■ INSTRUCTIONS TO FOLLOW
Locate each line in the material below that contains the string "info", and copy all of those lines in full.

--- start DATA PROVIDED ---

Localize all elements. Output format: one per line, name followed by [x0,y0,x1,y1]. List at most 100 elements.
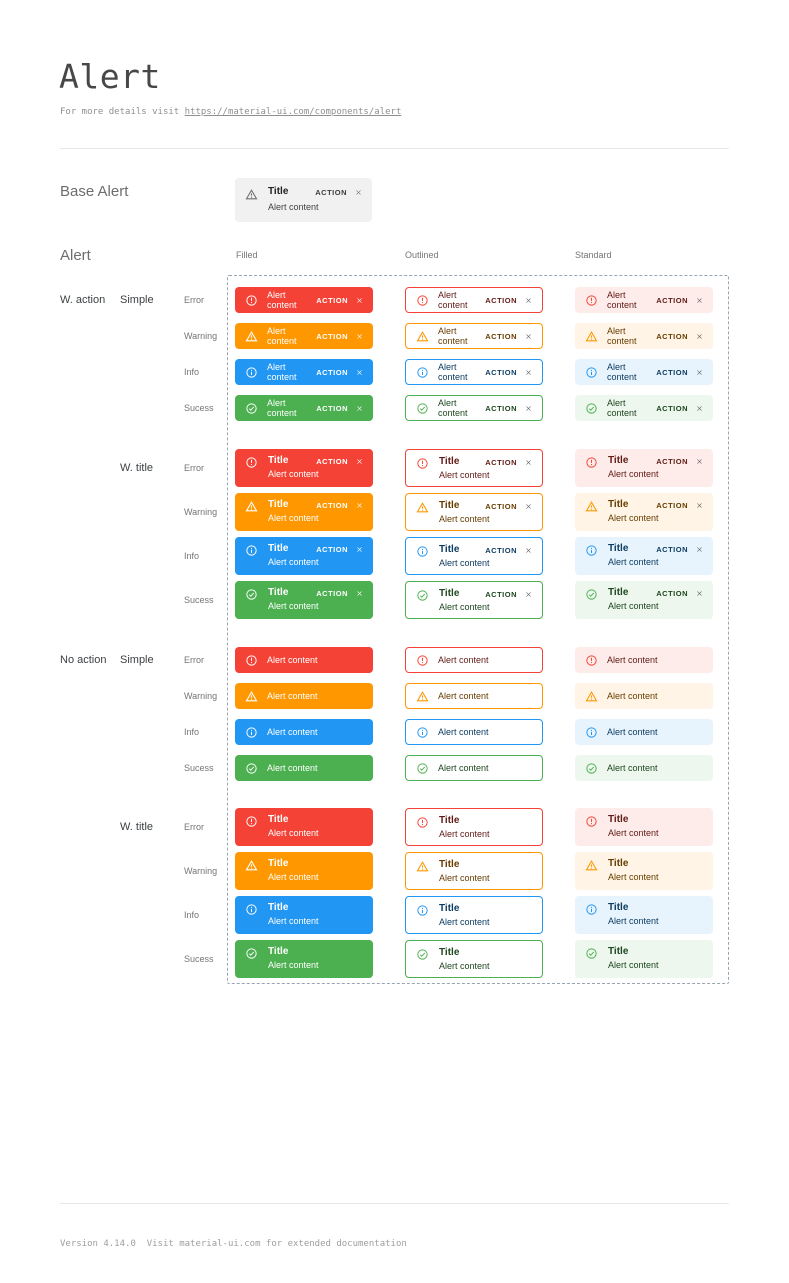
alert-filled-warning: Alert content ACTION [235,323,373,349]
success-icon [585,402,598,415]
action-button[interactable]: ACTION [315,188,347,197]
alert-outlined-info-titled: Title Alert content ACTION [405,537,543,575]
alert-content: Alert content [438,326,468,346]
action-button[interactable]: ACTION [656,367,688,377]
close-button[interactable] [355,545,364,554]
alert-content: Alert content [268,469,319,479]
action-button[interactable]: ACTION [656,331,688,341]
alert-content: Alert content [607,727,658,737]
action-button[interactable]: ACTION [656,457,688,466]
action-button[interactable]: ACTION [316,367,348,377]
close-button[interactable] [355,501,364,510]
alert-title: Title [439,588,460,599]
close-button[interactable] [695,457,704,466]
action-button[interactable]: ACTION [316,457,348,466]
action-button[interactable]: ACTION [656,589,688,598]
alert-filled-success: Alert content ACTION [235,395,373,421]
close-button[interactable] [695,332,704,341]
action-button[interactable]: ACTION [316,295,348,305]
bottom-divider [60,1203,729,1204]
close-button[interactable] [355,589,364,598]
alert-filled-success: Alert content [235,755,373,781]
action-button[interactable]: ACTION [485,331,517,341]
alert-content: Alert content [438,362,468,382]
warning-icon [245,188,258,201]
action-button[interactable]: ACTION [656,295,688,305]
alert-title: Title [268,455,289,466]
alert-outlined-warning-titled: Title Alert content [405,852,543,890]
close-button[interactable] [355,404,364,413]
close-button[interactable] [524,332,533,341]
alert-content: Alert content [607,362,637,382]
alert-title: Title [608,587,629,598]
group-label-no-action: No action [60,654,107,666]
info-icon [585,726,598,739]
base-alert-section-label: Base Alert [60,183,129,200]
action-button[interactable]: ACTION [485,546,517,555]
alert-standard-warning-titled: Title Alert content ACTION [575,493,713,531]
alert-title: Title [608,455,629,466]
close-button[interactable] [695,545,704,554]
docs-link[interactable]: https://material-ui.com/components/alert [184,107,402,117]
close-button[interactable] [355,368,364,377]
subgroup-label-w-title: W. title [120,821,154,833]
action-button[interactable]: ACTION [316,545,348,554]
alert-filled-info: Alert content ACTION [235,359,373,385]
row-label-info: Info [184,551,200,561]
close-button[interactable] [524,502,533,511]
error-icon [245,456,258,469]
alert-content: Alert content [268,202,319,212]
error-icon [416,654,429,667]
close-button[interactable] [695,589,704,598]
action-button[interactable]: ACTION [485,458,517,467]
subgroup-label-simple: Simple [120,294,154,306]
alert-content: Alert content [607,655,658,665]
subgroup-label-w-title: W. title [120,462,154,474]
row-label-warning: Warning [184,507,218,517]
warning-icon [416,501,429,514]
row-label-success: Sucess [184,595,214,605]
action-button[interactable]: ACTION [485,590,517,599]
action-button[interactable]: ACTION [316,403,348,413]
close-button[interactable] [524,458,533,467]
close-button[interactable] [524,404,533,413]
close-button[interactable] [695,296,704,305]
alert-content: Alert content [268,916,319,926]
success-icon [245,588,258,601]
close-button[interactable] [355,332,364,341]
action-button[interactable]: ACTION [316,501,348,510]
warning-icon [585,690,598,703]
alert-standard-info: Alert content ACTION [575,359,713,385]
close-button[interactable] [524,590,533,599]
alert-content: Alert content [268,513,319,523]
action-button[interactable]: ACTION [485,403,517,413]
close-button[interactable] [354,188,363,197]
close-button[interactable] [524,296,533,305]
close-button[interactable] [695,501,704,510]
action-button[interactable]: ACTION [485,295,517,305]
row-label-error: Error [184,822,204,832]
alert-content: Alert content [267,691,318,701]
action-button[interactable]: ACTION [656,545,688,554]
alert-filled-error: Alert content [235,647,373,673]
action-button[interactable]: ACTION [485,367,517,377]
close-button[interactable] [355,296,364,305]
close-button[interactable] [695,404,704,413]
close-button[interactable] [355,457,364,466]
close-button[interactable] [695,368,704,377]
action-button[interactable]: ACTION [656,501,688,510]
action-button[interactable]: ACTION [316,589,348,598]
alert-variants-frame [227,275,729,984]
alert-outlined-error: Alert content ACTION [405,287,543,313]
info-icon [416,545,429,558]
action-button[interactable]: ACTION [485,502,517,511]
alert-content: Alert content [607,326,637,346]
close-button[interactable] [524,546,533,555]
action-button[interactable]: ACTION [656,403,688,413]
alert-content: Alert content [267,362,297,382]
top-divider [60,148,729,149]
close-button[interactable] [524,368,533,377]
action-button[interactable]: ACTION [316,331,348,341]
alert-outlined-info-titled: Title Alert content [405,896,543,934]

--- end DATA PROVIDED ---

■ TASK RESULT
alert-outlined-info-titled: Title Alert content ACTION [405,537,543,575]
info-icon [585,726,598,739]
alert-filled-info: Alert content ACTION [235,359,373,385]
row-label-info: Info [184,551,200,561]
alert-standard-info: Alert content ACTION [575,359,713,385]
info-icon [416,545,429,558]
alert-outlined-info-titled: Title Alert content [405,896,543,934]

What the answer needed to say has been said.